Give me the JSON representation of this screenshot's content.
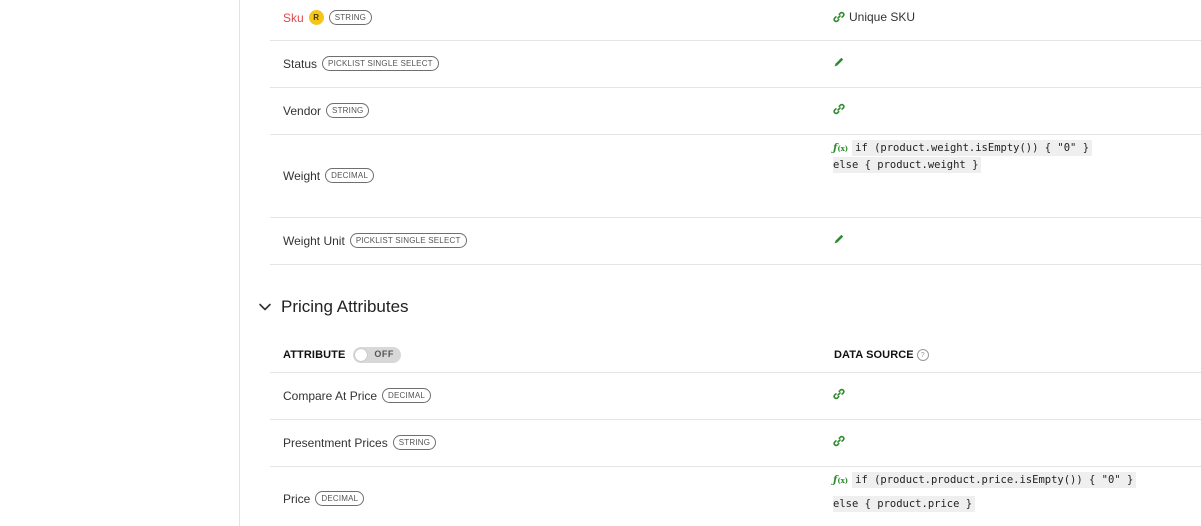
{
  "colors": {
    "accent_green": "#2e8b2e",
    "required_red": "#e0474c",
    "required_badge": "#f5c518"
  },
  "rows_top": [
    {
      "name": "Sku",
      "required": true,
      "required_badge": "R",
      "type": "STRING",
      "source_icon": "link-icon",
      "source_text": "Unique SKU"
    },
    {
      "name": "Status",
      "required": false,
      "type": "PICKLIST SINGLE SELECT",
      "source_icon": "pencil-icon",
      "source_text": ""
    },
    {
      "name": "Vendor",
      "required": false,
      "type": "STRING",
      "source_icon": "link-icon",
      "source_text": ""
    },
    {
      "name": "Weight",
      "required": false,
      "type": "DECIMAL",
      "source_icon": "formula-icon",
      "formula": {
        "fx": "ƒ",
        "fx_sub": "(x)",
        "line1": "if (product.weight.isEmpty()) { \"0\" }",
        "line2": "else { product.weight }"
      }
    },
    {
      "name": "Weight Unit",
      "required": false,
      "type": "PICKLIST SINGLE SELECT",
      "source_icon": "pencil-icon",
      "source_text": ""
    }
  ],
  "section": {
    "title": "Pricing Attributes",
    "expanded": true
  },
  "table_header": {
    "attribute": "ATTRIBUTE",
    "toggle_label": "OFF",
    "data_source": "DATA SOURCE",
    "help": "?"
  },
  "rows_pricing": [
    {
      "name": "Compare At Price",
      "type": "DECIMAL",
      "source_icon": "link-icon"
    },
    {
      "name": "Presentment Prices",
      "type": "STRING",
      "source_icon": "link-icon"
    },
    {
      "name": "Price",
      "type": "DECIMAL",
      "source_icon": "formula-icon",
      "formula": {
        "fx": "ƒ",
        "fx_sub": "(x)",
        "line1": "if (product.product.price.isEmpty()) { \"0\" }",
        "line2": "else { product.price }"
      }
    }
  ]
}
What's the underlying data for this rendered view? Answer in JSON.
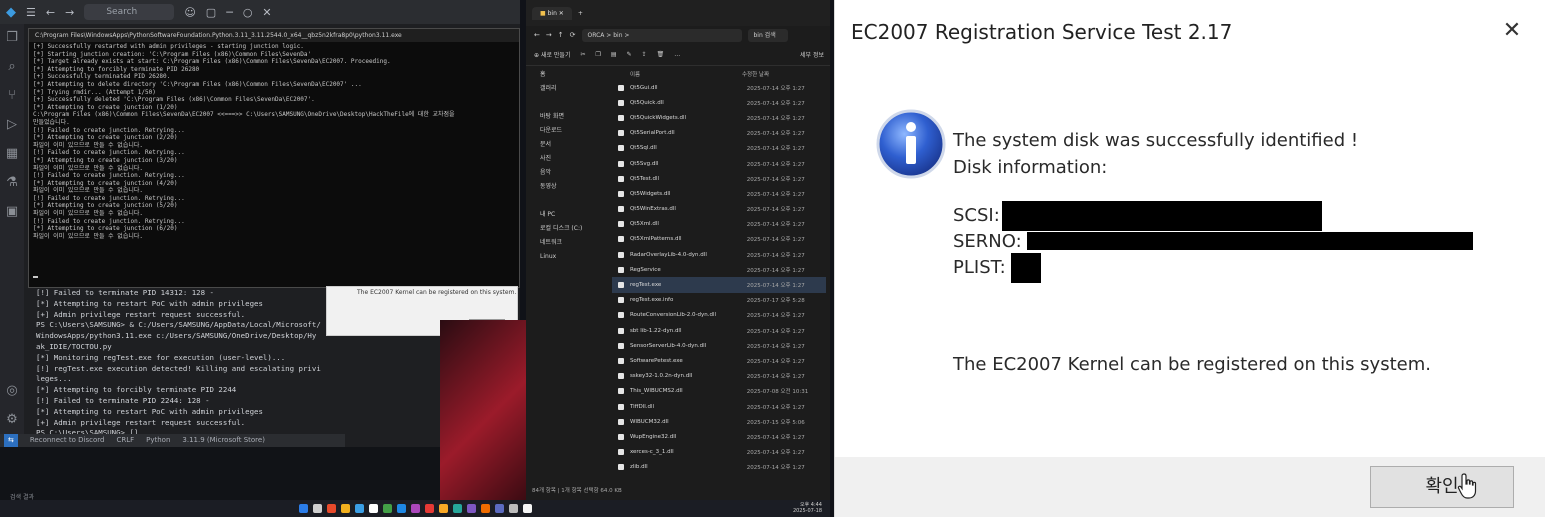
{
  "vscode": {
    "search_placeholder": "Search",
    "terminal_lines": [
      "[!] Failed to terminate PID 14312: 128 -",
      "[*] Attempting to restart PoC with admin privileges",
      "[+] Admin privilege restart request successful.",
      "PS C:\\Users\\SAMSUNG> & C:/Users/SAMSUNG/AppData/Local/Microsoft/",
      "WindowsApps/python3.11.exe c:/Users/SAMSUNG/OneDrive/Desktop/Hy",
      "ak_IDIE/TOCTOU.py",
      "[*] Monitoring regTest.exe for execution (user-level)...",
      "[!] regTest.exe execution detected! Killing and escalating privi",
      "leges...",
      "[*] Attempting to forcibly terminate PID 2244",
      "[!] Failed to terminate PID 2244: 128 -",
      "[*] Attempting to restart PoC with admin privileges",
      "[+] Admin privilege restart request successful.",
      "PS C:\\Users\\SAMSUNG> []"
    ],
    "status_items": [
      "Reconnect to Discord",
      "CRLF",
      "Python",
      "3.11.9 (Microsoft Store)"
    ],
    "bottom_hint": "검색 결과"
  },
  "console": {
    "title": "C:\\Program Files\\WindowsApps\\PythonSoftwareFoundation.Python.3.11_3.11.2544.0_x64__qbz5n2kfra8p0\\python3.11.exe",
    "lines": [
      "[+] Successfully restarted with admin privileges - starting junction logic.",
      "[*] Starting junction creation: 'C:\\Program Files (x86)\\Common Files\\SevenDa'",
      "[*] Target already exists at start: C:\\Program Files (x86)\\Common Files\\SevenDa\\EC2007. Proceeding.",
      "[*] Attempting to forcibly terminate PID 26280",
      "[+] Successfully terminated PID 26280.",
      "[*] Attempting to delete directory 'C:\\Program Files (x86)\\Common Files\\SevenDa\\EC2007' ...",
      "[*] Trying rmdir... (Attempt 1/50)",
      "[+] Successfully deleted 'C:\\Program Files (x86)\\Common Files\\SevenDa\\EC2007'.",
      "[*] Attempting to create junction (1/20)",
      "C:\\Program Files (x86)\\Common Files\\SevenDa\\EC2007 <<===>> C:\\Users\\SAMSUNG\\OneDrive\\Desktop\\HackTheFile에 대한 교차점을",
      "만들었습니다.",
      "[!] Failed to create junction. Retrying...",
      "[*] Attempting to create junction (2/20)",
      "파일이 이미 있으므로 만들 수 없습니다.",
      "[!] Failed to create junction. Retrying...",
      "[*] Attempting to create junction (3/20)",
      "파일이 이미 있으므로 만들 수 없습니다.",
      "[!] Failed to create junction. Retrying...",
      "[*] Attempting to create junction (4/20)",
      "파일이 이미 있으므로 만들 수 없습니다.",
      "[!] Failed to create junction. Retrying...",
      "[*] Attempting to create junction (5/20)",
      "파일이 이미 있으므로 만들 수 없습니다.",
      "[!] Failed to create junction. Retrying...",
      "[*] Attempting to create junction (6/20)",
      "파일이 이미 있으므로 만들 수 없습니다."
    ]
  },
  "mini_dialog": {
    "text": "The EC2007 Kernel can be registered on this system.",
    "ok_label": "확인"
  },
  "explorer": {
    "tab_title": "bin",
    "breadcrumb": "ORCA  >  bin  >",
    "search_placeholder": "bin 검색",
    "toolbar_new": "새로 만들기",
    "toolbar_details": "세부 정보",
    "header_name": "이름",
    "header_date": "수정한 날짜",
    "nav_items": [
      "홈",
      "갤러리",
      "바탕 화면",
      "다운로드",
      "문서",
      "사진",
      "음악",
      "동영상",
      "내 PC",
      "로컬 디스크 (C:)",
      "네트워크",
      "Linux"
    ],
    "files": [
      {
        "name": "Qt5Gui.dll",
        "date": "2025-07-14 오후 1:27"
      },
      {
        "name": "Qt5Quick.dll",
        "date": "2025-07-14 오후 1:27"
      },
      {
        "name": "Qt5QuickWidgets.dll",
        "date": "2025-07-14 오후 1:27"
      },
      {
        "name": "Qt5SerialPort.dll",
        "date": "2025-07-14 오후 1:27"
      },
      {
        "name": "Qt5Sql.dll",
        "date": "2025-07-14 오후 1:27"
      },
      {
        "name": "Qt5Svg.dll",
        "date": "2025-07-14 오후 1:27"
      },
      {
        "name": "Qt5Test.dll",
        "date": "2025-07-14 오후 1:27"
      },
      {
        "name": "Qt5Widgets.dll",
        "date": "2025-07-14 오후 1:27"
      },
      {
        "name": "Qt5WinExtras.dll",
        "date": "2025-07-14 오후 1:27"
      },
      {
        "name": "Qt5Xml.dll",
        "date": "2025-07-14 오후 1:27"
      },
      {
        "name": "Qt5XmlPatterns.dll",
        "date": "2025-07-14 오후 1:27"
      },
      {
        "name": "RadarOverlayLib-4.0-dyn.dll",
        "date": "2025-07-14 오후 1:27"
      },
      {
        "name": "RegService",
        "date": "2025-07-14 오후 1:27"
      },
      {
        "name": "regTest.exe",
        "date": "2025-07-14 오후 1:27"
      },
      {
        "name": "regTest.exe.info",
        "date": "2025-07-17 오후 5:28"
      },
      {
        "name": "RouteConversionLib-2.0-dyn.dll",
        "date": "2025-07-14 오후 1:27"
      },
      {
        "name": "sbt lib-1.22-dyn.dll",
        "date": "2025-07-14 오후 1:27"
      },
      {
        "name": "SensorServerLib-4.0-dyn.dll",
        "date": "2025-07-14 오후 1:27"
      },
      {
        "name": "SoftwarePetest.exe",
        "date": "2025-07-14 오후 1:27"
      },
      {
        "name": "sskey32-1.0.2n-dyn.dll",
        "date": "2025-07-14 오후 1:27"
      },
      {
        "name": "This_WIBUCMS2.dll",
        "date": "2025-07-08 오전 10:31"
      },
      {
        "name": "TiffDll.dll",
        "date": "2025-07-14 오후 1:27"
      },
      {
        "name": "WIBUCM32.dll",
        "date": "2025-07-15 오후 5:06"
      },
      {
        "name": "WupEngine32.dll",
        "date": "2025-07-14 오후 1:27"
      },
      {
        "name": "xerces-c_3_1.dll",
        "date": "2025-07-14 오후 1:27"
      },
      {
        "name": "zlib.dll",
        "date": "2025-07-14 오후 1:27"
      }
    ],
    "status": "84개 항목  |  1개 항목 선택함 64.0 KB"
  },
  "taskbar": {
    "tray_time": "오후 4:44",
    "tray_date": "2025-07-18",
    "icon_colors": [
      "#2b7de9",
      "#cfcfcf",
      "#e84a2b",
      "#f2b01e",
      "#3b9fe6",
      "#ffffff",
      "#43a047",
      "#1e88e5",
      "#ab47bc",
      "#e53935",
      "#f9a825",
      "#26a69a",
      "#7e57c2",
      "#ef6c00",
      "#5c6bc0",
      "#bdbdbd",
      "#f5f5f5"
    ]
  },
  "dialog": {
    "title": "EC2007 Registration Service Test 2.17",
    "message_line1": "The system disk was successfully identified !",
    "message_line2": "Disk information:",
    "scsi_label": "SCSI:",
    "serno_label": "SERNO:",
    "plist_label": "PLIST:",
    "kernel_message": "The EC2007 Kernel can be registered on this system.",
    "ok_label": "확인",
    "close_glyph": "✕"
  }
}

◆ ◆ ◆

AIM
Take each line containing the string "forcibly" and copy it out.

EXERCISE RESULT
      "[*] Attempting to forcibly terminate PID 2244",
      "[*] Attempting to forcibly terminate PID 26280",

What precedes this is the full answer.